-- start Input records --
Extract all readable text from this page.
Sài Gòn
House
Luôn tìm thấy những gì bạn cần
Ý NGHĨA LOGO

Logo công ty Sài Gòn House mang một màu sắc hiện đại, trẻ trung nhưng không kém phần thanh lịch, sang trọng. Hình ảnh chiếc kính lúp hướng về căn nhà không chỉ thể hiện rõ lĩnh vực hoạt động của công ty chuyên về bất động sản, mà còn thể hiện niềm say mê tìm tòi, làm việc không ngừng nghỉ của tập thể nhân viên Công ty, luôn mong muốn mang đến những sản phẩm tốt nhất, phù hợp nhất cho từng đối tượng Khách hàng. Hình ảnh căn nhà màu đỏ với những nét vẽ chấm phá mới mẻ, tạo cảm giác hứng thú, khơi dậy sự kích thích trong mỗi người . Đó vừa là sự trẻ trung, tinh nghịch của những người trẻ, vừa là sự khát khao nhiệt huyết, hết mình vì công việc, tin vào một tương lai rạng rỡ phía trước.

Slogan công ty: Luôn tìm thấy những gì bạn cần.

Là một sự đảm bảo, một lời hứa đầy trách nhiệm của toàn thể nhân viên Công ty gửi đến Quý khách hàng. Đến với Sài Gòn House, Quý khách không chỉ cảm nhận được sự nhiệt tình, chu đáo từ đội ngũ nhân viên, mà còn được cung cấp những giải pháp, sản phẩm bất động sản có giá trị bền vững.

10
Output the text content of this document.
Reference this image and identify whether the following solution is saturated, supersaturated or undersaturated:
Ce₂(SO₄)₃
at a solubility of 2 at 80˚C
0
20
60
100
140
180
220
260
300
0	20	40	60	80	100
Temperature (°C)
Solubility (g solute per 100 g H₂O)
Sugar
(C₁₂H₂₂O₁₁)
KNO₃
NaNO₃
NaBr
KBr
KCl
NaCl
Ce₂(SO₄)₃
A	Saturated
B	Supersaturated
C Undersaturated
-- end Input records --
List each line of the entries that holds the string "text".

§ Result of the exercise
Extract all readable text from this page.
Output the text content of this document.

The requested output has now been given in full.